## Prompt
Copy out every one of the records below word for word, omitting the pictures from your copy.

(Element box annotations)
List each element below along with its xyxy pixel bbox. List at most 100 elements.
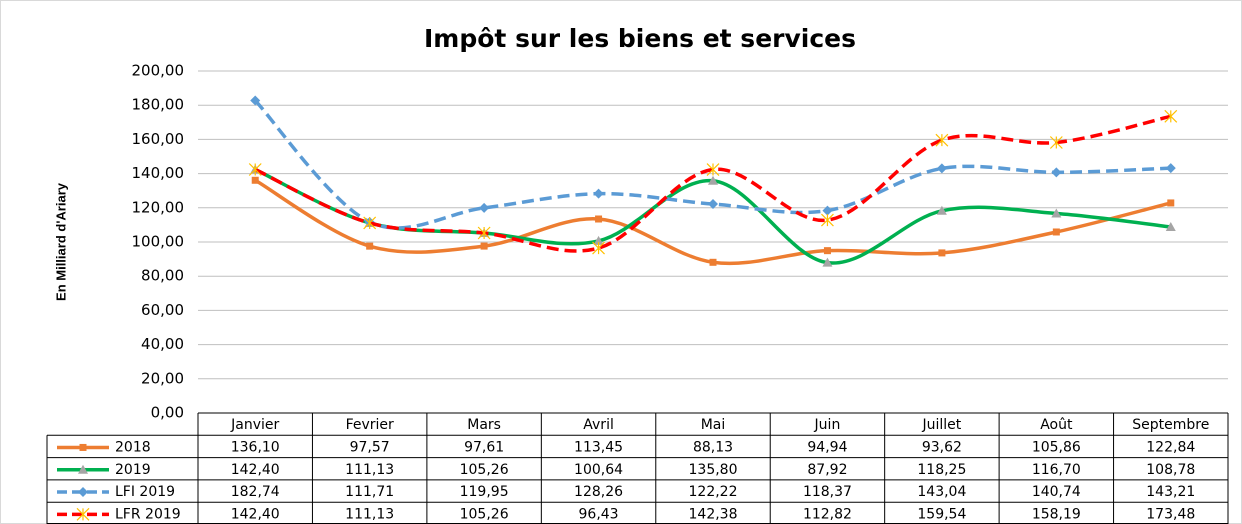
- y-tick-label: 0,00: [151, 404, 184, 422]
- legend-label: 2018: [115, 439, 151, 455]
- legend-marker: [78, 464, 88, 474]
- table-value: 111,13: [345, 506, 394, 522]
- marker: [935, 133, 949, 147]
- marker: [1167, 199, 1175, 207]
- x-tick-label: Mars: [467, 417, 501, 433]
- marker: [595, 215, 603, 223]
- marker: [936, 163, 947, 174]
- x-tick-label: Janvier: [230, 417, 279, 433]
- table-value: 94,94: [807, 439, 847, 455]
- marker: [248, 163, 262, 176]
- table-value: 158,19: [1032, 506, 1081, 522]
- y-tick-label: 200,00: [132, 62, 185, 80]
- table-value: 122,84: [1146, 439, 1195, 455]
- marker: [593, 188, 604, 199]
- marker: [1052, 228, 1060, 236]
- marker: [1164, 109, 1178, 123]
- legend-label: LFR 2019: [115, 506, 181, 522]
- marker: [251, 176, 259, 184]
- marker: [250, 95, 261, 106]
- marker: [1051, 208, 1062, 218]
- marker: [822, 205, 833, 216]
- table-value: 136,10: [231, 439, 280, 455]
- legend-marker: [78, 487, 88, 498]
- table-value: 135,80: [689, 462, 738, 478]
- marker: [823, 247, 831, 255]
- table-value: 112,82: [803, 506, 852, 522]
- y-axis-title: En Milliard d'Ariary: [53, 182, 68, 301]
- table-value: 116,70: [1032, 462, 1081, 478]
- legend-marker: [79, 443, 87, 451]
- table-value: 142,38: [689, 506, 738, 522]
- legend-label: LFI 2019: [115, 484, 175, 500]
- table-value: 122,22: [689, 484, 738, 500]
- y-tick-label: 60,00: [141, 301, 184, 319]
- table-value: 96,43: [579, 506, 619, 522]
- table-value: 118,37: [803, 484, 852, 500]
- y-tick-label: 160,00: [132, 130, 185, 148]
- table-value: 159,54: [917, 506, 966, 522]
- table-value: 140,74: [1032, 484, 1081, 500]
- y-tick-label: 100,00: [132, 233, 185, 251]
- y-tick-label: 180,00: [132, 96, 185, 114]
- table-value: 93,62: [922, 439, 962, 455]
- x-tick-label: Septembre: [1132, 417, 1209, 433]
- x-tick-label: Fevrier: [346, 417, 394, 433]
- y-tick-label: 80,00: [141, 267, 184, 285]
- marker: [709, 258, 717, 266]
- table-value: 128,26: [574, 484, 623, 500]
- marker: [708, 199, 718, 210]
- table-value: 111,71: [345, 484, 394, 500]
- series-line: [254, 114, 1172, 253]
- y-tick-label: 20,00: [141, 369, 184, 387]
- table-value: 97,57: [350, 439, 390, 455]
- y-tick-label: 40,00: [141, 335, 184, 353]
- table-value: 108,78: [1146, 462, 1195, 478]
- table-value: 118,25: [917, 462, 966, 478]
- marker: [1165, 163, 1176, 174]
- table-value: 105,86: [1032, 439, 1081, 455]
- x-tick-label: Juin: [814, 417, 841, 433]
- table-value: 142,40: [231, 506, 280, 522]
- x-tick-label: Mai: [701, 417, 726, 433]
- x-tick-label: Avril: [583, 417, 614, 433]
- marker: [936, 205, 947, 215]
- marker: [706, 163, 720, 176]
- table-value: 143,04: [917, 484, 966, 500]
- marker: [821, 213, 834, 227]
- marker: [480, 242, 488, 250]
- table-value: 97,61: [464, 439, 504, 455]
- table-value: 143,21: [1146, 484, 1195, 500]
- marker: [1051, 167, 1062, 178]
- y-tick-label: 140,00: [132, 164, 185, 182]
- series-line: [254, 178, 1172, 266]
- marker: [1049, 136, 1063, 149]
- marker: [477, 226, 491, 240]
- table-value: 100,64: [574, 462, 623, 478]
- y-tick-label: 120,00: [132, 198, 185, 216]
- marker: [479, 202, 490, 213]
- table-value: 182,74: [231, 484, 280, 500]
- table-value: 119,95: [460, 484, 509, 500]
- marker: [708, 175, 718, 185]
- marker: [938, 249, 946, 257]
- marker: [592, 241, 605, 255]
- table-value: 105,26: [460, 462, 509, 478]
- table-value: 87,92: [807, 462, 847, 478]
- chart-title: Impôt sur les biens et services: [424, 24, 856, 53]
- table-value: 111,13: [345, 462, 394, 478]
- table-value: 105,26: [460, 506, 509, 522]
- x-tick-label: Juillet: [921, 417, 961, 433]
- marker: [822, 257, 833, 267]
- series-line: [253, 99, 1171, 230]
- marker: [593, 235, 604, 245]
- table-value: 173,48: [1146, 506, 1195, 522]
- marker: [363, 216, 377, 230]
- table-value: 113,45: [574, 439, 623, 455]
- legend-label: 2019: [115, 462, 151, 478]
- x-tick-label: Août: [1040, 417, 1073, 433]
- marker: [1165, 221, 1176, 231]
- table-value: 88,13: [693, 439, 733, 455]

## Result
List each element below along with its xyxy pixel bbox. List at most 100 elements.
- y-tick-label: 0,00: [151, 404, 184, 422]
- legend-label: 2018: [115, 439, 151, 455]
- legend-marker: [78, 464, 88, 474]
- table-value: 111,13: [345, 506, 394, 522]
- marker: [935, 133, 949, 147]
- marker: [1167, 199, 1175, 207]
- x-tick-label: Mars: [467, 417, 501, 433]
- marker: [595, 215, 603, 223]
- marker: [936, 163, 947, 174]
- x-tick-label: Janvier: [230, 417, 279, 433]
- table-value: 94,94: [807, 439, 847, 455]
- marker: [248, 163, 262, 176]
- table-value: 158,19: [1032, 506, 1081, 522]
- y-tick-label: 200,00: [132, 62, 185, 80]
- table-value: 122,84: [1146, 439, 1195, 455]
- marker: [593, 188, 604, 199]
- marker: [1052, 228, 1060, 236]
- marker: [1164, 109, 1178, 123]
- legend-label: LFR 2019: [115, 506, 181, 522]
- marker: [251, 176, 259, 184]
- marker: [250, 95, 261, 106]
- marker: [1051, 208, 1062, 218]
- marker: [822, 205, 833, 216]
- table-value: 136,10: [231, 439, 280, 455]
- legend-marker: [78, 487, 88, 498]
- table-value: 135,80: [689, 462, 738, 478]
- marker: [823, 247, 831, 255]
- table-value: 112,82: [803, 506, 852, 522]
- y-axis-title: En Milliard d'Ariary: [53, 182, 68, 301]
- table-value: 116,70: [1032, 462, 1081, 478]
- legend-marker: [79, 443, 87, 451]
- table-value: 142,38: [689, 506, 738, 522]
- legend-label: LFI 2019: [115, 484, 175, 500]
- table-value: 122,22: [689, 484, 738, 500]
- y-tick-label: 60,00: [141, 301, 184, 319]
- table-value: 96,43: [579, 506, 619, 522]
- table-value: 118,37: [803, 484, 852, 500]
- y-tick-label: 160,00: [132, 130, 185, 148]
- table-value: 159,54: [917, 506, 966, 522]
- table-value: 140,74: [1032, 484, 1081, 500]
- y-tick-label: 100,00: [132, 233, 185, 251]
- y-tick-label: 180,00: [132, 96, 185, 114]
- table-value: 93,62: [922, 439, 962, 455]
- x-tick-label: Septembre: [1132, 417, 1209, 433]
- x-tick-label: Fevrier: [346, 417, 394, 433]
- y-tick-label: 80,00: [141, 267, 184, 285]
- marker: [709, 258, 717, 266]
- table-value: 128,26: [574, 484, 623, 500]
- marker: [708, 199, 718, 210]
- table-value: 111,71: [345, 484, 394, 500]
- series-line: [254, 114, 1172, 253]
- y-tick-label: 20,00: [141, 369, 184, 387]
- table-value: 97,57: [350, 439, 390, 455]
- y-tick-label: 40,00: [141, 335, 184, 353]
- table-value: 108,78: [1146, 462, 1195, 478]
- table-value: 118,25: [917, 462, 966, 478]
- marker: [1165, 163, 1176, 174]
- table-value: 105,86: [1032, 439, 1081, 455]
- x-tick-label: Juin: [814, 417, 841, 433]
- table-value: 142,40: [231, 506, 280, 522]
- x-tick-label: Mai: [701, 417, 726, 433]
- x-tick-label: Avril: [583, 417, 614, 433]
- marker: [936, 205, 947, 215]
- marker: [706, 163, 720, 176]
- table-value: 143,04: [917, 484, 966, 500]
- marker: [821, 213, 834, 227]
- marker: [480, 242, 488, 250]
- table-value: 97,61: [464, 439, 504, 455]
- table-value: 143,21: [1146, 484, 1195, 500]
- marker: [1051, 167, 1062, 178]
- y-tick-label: 140,00: [132, 164, 185, 182]
- series-line: [254, 178, 1172, 266]
- marker: [1049, 136, 1063, 149]
- marker: [477, 226, 491, 240]
- table-value: 100,64: [574, 462, 623, 478]
- y-tick-label: 120,00: [132, 198, 185, 216]
- marker: [479, 202, 490, 213]
- table-value: 182,74: [231, 484, 280, 500]
- table-value: 119,95: [460, 484, 509, 500]
- marker: [708, 175, 718, 185]
- marker: [938, 249, 946, 257]
- marker: [592, 241, 605, 255]
- table-value: 105,26: [460, 462, 509, 478]
- table-value: 87,92: [807, 462, 847, 478]
- chart-title: Impôt sur les biens et services: [424, 24, 856, 53]
- table-value: 111,13: [345, 462, 394, 478]
- table-value: 105,26: [460, 506, 509, 522]
- x-tick-label: Juillet: [921, 417, 961, 433]
- marker: [822, 257, 833, 267]
- series-line: [253, 99, 1171, 230]
- marker: [593, 235, 604, 245]
- table-value: 173,48: [1146, 506, 1195, 522]
- marker: [363, 216, 377, 230]
- table-value: 113,45: [574, 439, 623, 455]
- legend-label: 2019: [115, 462, 151, 478]
- x-tick-label: Août: [1040, 417, 1073, 433]
- marker: [1165, 221, 1176, 231]
- table-value: 88,13: [693, 439, 733, 455]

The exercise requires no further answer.